The problem: Your task is to transcribe the data in full.

-- BEGIN Material for this task --

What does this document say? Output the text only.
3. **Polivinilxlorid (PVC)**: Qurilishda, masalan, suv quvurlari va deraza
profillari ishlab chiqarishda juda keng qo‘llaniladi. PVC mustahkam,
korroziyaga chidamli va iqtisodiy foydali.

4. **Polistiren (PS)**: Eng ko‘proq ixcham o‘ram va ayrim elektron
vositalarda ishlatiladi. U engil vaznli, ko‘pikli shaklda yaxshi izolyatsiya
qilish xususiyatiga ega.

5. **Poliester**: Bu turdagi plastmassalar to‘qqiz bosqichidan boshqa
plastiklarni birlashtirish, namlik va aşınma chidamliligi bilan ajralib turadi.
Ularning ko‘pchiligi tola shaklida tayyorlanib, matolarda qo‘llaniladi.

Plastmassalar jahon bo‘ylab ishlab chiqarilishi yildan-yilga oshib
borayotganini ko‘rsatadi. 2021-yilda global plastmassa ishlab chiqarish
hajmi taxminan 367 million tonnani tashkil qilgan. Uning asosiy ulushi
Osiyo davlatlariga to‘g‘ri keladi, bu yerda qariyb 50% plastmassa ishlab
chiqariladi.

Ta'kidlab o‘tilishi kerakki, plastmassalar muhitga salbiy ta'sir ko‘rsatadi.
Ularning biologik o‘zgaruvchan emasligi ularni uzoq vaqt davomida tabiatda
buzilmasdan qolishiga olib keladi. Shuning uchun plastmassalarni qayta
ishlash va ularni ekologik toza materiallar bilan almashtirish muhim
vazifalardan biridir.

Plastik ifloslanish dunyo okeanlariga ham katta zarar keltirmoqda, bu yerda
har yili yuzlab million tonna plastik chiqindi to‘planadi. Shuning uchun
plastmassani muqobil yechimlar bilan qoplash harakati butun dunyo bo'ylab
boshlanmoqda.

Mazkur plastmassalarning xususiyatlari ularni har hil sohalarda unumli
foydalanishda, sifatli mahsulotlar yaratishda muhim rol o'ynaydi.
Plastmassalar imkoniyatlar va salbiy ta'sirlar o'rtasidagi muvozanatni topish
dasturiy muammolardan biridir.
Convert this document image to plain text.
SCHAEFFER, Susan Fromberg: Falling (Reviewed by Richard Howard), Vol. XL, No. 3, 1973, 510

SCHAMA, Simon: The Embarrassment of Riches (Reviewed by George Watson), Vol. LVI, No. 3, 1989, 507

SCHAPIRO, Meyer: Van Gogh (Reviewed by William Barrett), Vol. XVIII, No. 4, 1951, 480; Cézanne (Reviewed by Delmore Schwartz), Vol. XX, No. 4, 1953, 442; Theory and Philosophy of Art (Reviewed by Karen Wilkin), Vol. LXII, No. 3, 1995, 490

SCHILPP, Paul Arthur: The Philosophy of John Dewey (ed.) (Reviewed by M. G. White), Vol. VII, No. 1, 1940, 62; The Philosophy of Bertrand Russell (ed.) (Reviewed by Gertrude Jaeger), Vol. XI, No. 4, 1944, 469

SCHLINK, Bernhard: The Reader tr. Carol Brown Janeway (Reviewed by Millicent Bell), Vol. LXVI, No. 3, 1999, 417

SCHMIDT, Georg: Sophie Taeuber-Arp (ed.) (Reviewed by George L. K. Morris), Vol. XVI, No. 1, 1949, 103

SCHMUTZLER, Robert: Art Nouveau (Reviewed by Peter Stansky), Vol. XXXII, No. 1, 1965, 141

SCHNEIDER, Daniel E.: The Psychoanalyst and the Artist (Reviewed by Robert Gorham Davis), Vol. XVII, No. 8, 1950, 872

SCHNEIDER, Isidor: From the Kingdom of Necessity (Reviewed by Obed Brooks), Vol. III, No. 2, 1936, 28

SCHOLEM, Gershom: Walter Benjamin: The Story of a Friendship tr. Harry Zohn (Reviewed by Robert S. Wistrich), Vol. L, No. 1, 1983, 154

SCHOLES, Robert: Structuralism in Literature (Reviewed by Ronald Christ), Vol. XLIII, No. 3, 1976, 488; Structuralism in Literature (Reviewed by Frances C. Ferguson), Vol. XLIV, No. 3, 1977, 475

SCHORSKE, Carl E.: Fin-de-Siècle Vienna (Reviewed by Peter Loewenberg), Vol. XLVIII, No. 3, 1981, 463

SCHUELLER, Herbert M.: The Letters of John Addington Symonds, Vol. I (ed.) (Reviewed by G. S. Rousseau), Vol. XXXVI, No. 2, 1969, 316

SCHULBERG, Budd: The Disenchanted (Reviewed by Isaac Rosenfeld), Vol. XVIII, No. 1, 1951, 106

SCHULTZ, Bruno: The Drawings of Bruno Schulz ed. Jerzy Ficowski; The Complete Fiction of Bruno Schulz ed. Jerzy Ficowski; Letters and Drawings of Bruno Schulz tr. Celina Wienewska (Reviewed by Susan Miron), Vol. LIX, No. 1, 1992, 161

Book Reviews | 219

-- END Material for this task --

Exercise answer:
What does this document say? Output the text only.
3. **Polivinilxlorid (PVC)**: Qurilishda, masalan, suv quvurlari va deraza
profillari ishlab chiqarishda juda keng qo‘llaniladi. PVC mustahkam,
korroziyaga chidamli va iqtisodiy foydali.

4. **Polistiren (PS)**: Eng ko‘proq ixcham o‘ram va ayrim elektron
vositalarda ishlatiladi. U engil vaznli, ko‘pikli shaklda yaxshi izolyatsiya
qilish xususiyatiga ega.

5. **Poliester**: Bu turdagi plastmassalar to‘qqiz bosqichidan boshqa
plastiklarni birlashtirish, namlik va aşınma chidamliligi bilan ajralib turadi.
Ularning ko‘pchiligi tola shaklida tayyorlanib, matolarda qo‘llaniladi.

Plastmassalar jahon bo‘ylab ishlab chiqarilishi yildan-yilga oshib
borayotganini ko‘rsatadi. 2021-yilda global plastmassa ishlab chiqarish
hajmi taxminan 367 million tonnani tashkil qilgan. Uning asosiy ulushi
Osiyo davlatlariga to‘g‘ri keladi, bu yerda qariyb 50% plastmassa ishlab
chiqariladi.

Ta'kidlab o‘tilishi kerakki, plastmassalar muhitga salbiy ta'sir ko‘rsatadi.
Ularning biologik o‘zgaruvchan emasligi ularni uzoq vaqt davomida tabiatda
buzilmasdan qolishiga olib keladi. Shuning uchun plastmassalarni qayta
ishlash va ularni ekologik toza materiallar bilan almashtirish muhim
vazifalardan biridir.

Plastik ifloslanish dunyo okeanlariga ham katta zarar keltirmoqda, bu yerda
har yili yuzlab million tonna plastik chiqindi to‘planadi. Shuning uchun
plastmassani muqobil yechimlar bilan qoplash harakati butun dunyo bo'ylab
boshlanmoqda.

Mazkur plastmassalarning xususiyatlari ularni har hil sohalarda unumli
foydalanishda, sifatli mahsulotlar yaratishda muhim rol o'ynaydi.
Plastmassalar imkoniyatlar va salbiy ta'sirlar o'rtasidagi muvozanatni topish
dasturiy muammolardan biridir.
Convert this document image to plain text.
SCHAEFFER, Susan Fromberg: Falling (Reviewed by Richard Howard), Vol. XL, No. 3, 1973, 510

SCHAMA, Simon: The Embarrassment of Riches (Reviewed by George Watson), Vol. LVI, No. 3, 1989, 507

SCHAPIRO, Meyer: Van Gogh (Reviewed by William Barrett), Vol. XVIII, No. 4, 1951, 480; Cézanne (Reviewed by Delmore Schwartz), Vol. XX, No. 4, 1953, 442; Theory and Philosophy of Art (Reviewed by Karen Wilkin), Vol. LXII, No. 3, 1995, 490

SCHILPP, Paul Arthur: The Philosophy of John Dewey (ed.) (Reviewed by M. G. White), Vol. VII, No. 1, 1940, 62; The Philosophy of Bertrand Russell (ed.) (Reviewed by Gertrude Jaeger), Vol. XI, No. 4, 1944, 469

SCHLINK, Bernhard: The Reader tr. Carol Brown Janeway (Reviewed by Millicent Bell), Vol. LXVI, No. 3, 1999, 417

SCHMIDT, Georg: Sophie Taeuber-Arp (ed.) (Reviewed by George L. K. Morris), Vol. XVI, No. 1, 1949, 103

SCHMUTZLER, Robert: Art Nouveau (Reviewed by Peter Stansky), Vol. XXXII, No. 1, 1965, 141

SCHNEIDER, Daniel E.: The Psychoanalyst and the Artist (Reviewed by Robert Gorham Davis), Vol. XVII, No. 8, 1950, 872

SCHNEIDER, Isidor: From the Kingdom of Necessity (Reviewed by Obed Brooks), Vol. III, No. 2, 1936, 28

SCHOLEM, Gershom: Walter Benjamin: The Story of a Friendship tr. Harry Zohn (Reviewed by Robert S. Wistrich), Vol. L, No. 1, 1983, 154

SCHOLES, Robert: Structuralism in Literature (Reviewed by Ronald Christ), Vol. XLIII, No. 3, 1976, 488; Structuralism in Literature (Reviewed by Frances C. Ferguson), Vol. XLIV, No. 3, 1977, 475

SCHORSKE, Carl E.: Fin-de-Siècle Vienna (Reviewed by Peter Loewenberg), Vol. XLVIII, No. 3, 1981, 463

SCHUELLER, Herbert M.: The Letters of John Addington Symonds, Vol. I (ed.) (Reviewed by G. S. Rousseau), Vol. XXXVI, No. 2, 1969, 316

SCHULBERG, Budd: The Disenchanted (Reviewed by Isaac Rosenfeld), Vol. XVIII, No. 1, 1951, 106

SCHULTZ, Bruno: The Drawings of Bruno Schulz ed. Jerzy Ficowski; The Complete Fiction of Bruno Schulz ed. Jerzy Ficowski; Letters and Drawings of Bruno Schulz tr. Celina Wienewska (Reviewed by Susan Miron), Vol. LIX, No. 1, 1992, 161

Book Reviews | 219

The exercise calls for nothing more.